§ **TASK BRIEF**:
Are you able to retype all the records below exactly?

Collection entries
※ ※ ※
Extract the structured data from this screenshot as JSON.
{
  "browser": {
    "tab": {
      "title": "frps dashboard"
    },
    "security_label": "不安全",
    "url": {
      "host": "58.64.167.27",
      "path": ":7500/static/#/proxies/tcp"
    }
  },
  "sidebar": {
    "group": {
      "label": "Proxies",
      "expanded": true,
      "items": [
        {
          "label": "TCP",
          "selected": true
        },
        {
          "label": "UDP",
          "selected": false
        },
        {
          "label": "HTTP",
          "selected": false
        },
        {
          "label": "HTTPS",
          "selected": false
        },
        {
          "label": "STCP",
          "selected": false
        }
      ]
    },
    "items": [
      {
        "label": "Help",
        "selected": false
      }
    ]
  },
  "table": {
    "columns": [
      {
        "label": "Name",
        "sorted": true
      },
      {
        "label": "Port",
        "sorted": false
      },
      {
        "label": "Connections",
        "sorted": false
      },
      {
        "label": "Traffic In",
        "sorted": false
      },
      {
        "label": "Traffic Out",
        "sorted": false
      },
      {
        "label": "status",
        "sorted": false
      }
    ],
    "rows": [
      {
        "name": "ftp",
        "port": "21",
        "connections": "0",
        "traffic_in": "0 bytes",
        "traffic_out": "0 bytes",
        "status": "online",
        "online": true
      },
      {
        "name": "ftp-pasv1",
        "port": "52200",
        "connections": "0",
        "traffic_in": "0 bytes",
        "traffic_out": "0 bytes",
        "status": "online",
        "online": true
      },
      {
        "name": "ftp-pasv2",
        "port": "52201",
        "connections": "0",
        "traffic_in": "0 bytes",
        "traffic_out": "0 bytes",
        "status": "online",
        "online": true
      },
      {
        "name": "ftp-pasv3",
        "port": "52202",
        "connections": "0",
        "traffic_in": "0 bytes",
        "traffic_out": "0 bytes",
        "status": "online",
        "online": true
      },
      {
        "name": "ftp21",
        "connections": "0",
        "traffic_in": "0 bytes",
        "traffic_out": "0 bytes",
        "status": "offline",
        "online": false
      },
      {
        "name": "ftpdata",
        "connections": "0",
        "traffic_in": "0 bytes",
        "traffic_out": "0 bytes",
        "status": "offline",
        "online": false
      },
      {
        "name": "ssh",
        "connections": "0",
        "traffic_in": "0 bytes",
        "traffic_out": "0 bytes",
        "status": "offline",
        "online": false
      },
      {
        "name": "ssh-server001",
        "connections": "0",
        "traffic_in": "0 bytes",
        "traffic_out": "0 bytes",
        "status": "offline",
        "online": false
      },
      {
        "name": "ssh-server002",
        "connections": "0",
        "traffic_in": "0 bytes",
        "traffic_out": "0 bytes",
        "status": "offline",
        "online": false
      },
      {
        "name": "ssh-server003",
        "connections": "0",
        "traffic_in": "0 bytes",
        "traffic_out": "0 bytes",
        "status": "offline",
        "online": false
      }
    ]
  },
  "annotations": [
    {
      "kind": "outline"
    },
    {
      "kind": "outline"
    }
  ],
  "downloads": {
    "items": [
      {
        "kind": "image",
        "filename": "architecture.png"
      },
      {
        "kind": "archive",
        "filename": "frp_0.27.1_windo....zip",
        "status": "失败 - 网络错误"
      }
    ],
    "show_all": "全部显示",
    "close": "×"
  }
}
※ ※ ※
§ **SOLUTION TO THIS EXERCISE**:
Extract the structured data from this screenshot as JSON.
{
  "browser": {
    "tab": {
      "title": "frps dashboard"
    },
    "security_label": "不安全",
    "url": {
      "host": "58.64.167.27",
      "path": ":7500/static/#/proxies/tcp"
    }
  },
  "sidebar": {
    "group": {
      "label": "Proxies",
      "expanded": true,
      "items": [
        {
          "label": "TCP",
          "selected": true
        },
        {
          "label": "UDP",
          "selected": false
        },
        {
          "label": "HTTP",
          "selected": false
        },
        {
          "label": "HTTPS",
          "selected": false
        },
        {
          "label": "STCP",
          "selected": false
        }
      ]
    },
    "items": [
      {
        "label": "Help",
        "selected": false
      }
    ]
  },
  "table": {
    "columns": [
      {
        "label": "Name",
        "sorted": true
      },
      {
        "label": "Port",
        "sorted": false
      },
      {
        "label": "Connections",
        "sorted": false
      },
      {
        "label": "Traffic In",
        "sorted": false
      },
      {
        "label": "Traffic Out",
        "sorted": false
      },
      {
        "label": "status",
        "sorted": false
      }
    ],
    "rows": [
      {
        "name": "ftp",
        "port": "21",
        "connections": "0",
        "traffic_in": "0 bytes",
        "traffic_out": "0 bytes",
        "status": "online",
        "online": true
      },
      {
        "name": "ftp-pasv1",
        "port": "52200",
        "connections": "0",
        "traffic_in": "0 bytes",
        "traffic_out": "0 bytes",
        "status": "online",
        "online": true
      },
      {
        "name": "ftp-pasv2",
        "port": "52201",
        "connections": "0",
        "traffic_in": "0 bytes",
        "traffic_out": "0 bytes",
        "status": "online",
        "online": true
      },
      {
        "name": "ftp-pasv3",
        "port": "52202",
        "connections": "0",
        "traffic_in": "0 bytes",
        "traffic_out": "0 bytes",
        "status": "online",
        "online": true
      },
      {
        "name": "ftp21",
        "connections": "0",
        "traffic_in": "0 bytes",
        "traffic_out": "0 bytes",
        "status": "offline",
        "online": false
      },
      {
        "name": "ftpdata",
        "connections": "0",
        "traffic_in": "0 bytes",
        "traffic_out": "0 bytes",
        "status": "offline",
        "online": false
      },
      {
        "name": "ssh",
        "connections": "0",
        "traffic_in": "0 bytes",
        "traffic_out": "0 bytes",
        "status": "offline",
        "online": false
      },
      {
        "name": "ssh-server001",
        "connections": "0",
        "traffic_in": "0 bytes",
        "traffic_out": "0 bytes",
        "status": "offline",
        "online": false
      },
      {
        "name": "ssh-server002",
        "connections": "0",
        "traffic_in": "0 bytes",
        "traffic_out": "0 bytes",
        "status": "offline",
        "online": false
      },
      {
        "name": "ssh-server003",
        "connections": "0",
        "traffic_in": "0 bytes",
        "traffic_out": "0 bytes",
        "status": "offline",
        "online": false
      }
    ]
  },
  "annotations": [
    {
      "kind": "outline"
    },
    {
      "kind": "outline"
    }
  ],
  "downloads": {
    "items": [
      {
        "kind": "image",
        "filename": "architecture.png"
      },
      {
        "kind": "archive",
        "filename": "frp_0.27.1_windo....zip",
        "status": "失败 - 网络错误"
      }
    ],
    "show_all": "全部显示",
    "close": "×"
  }
}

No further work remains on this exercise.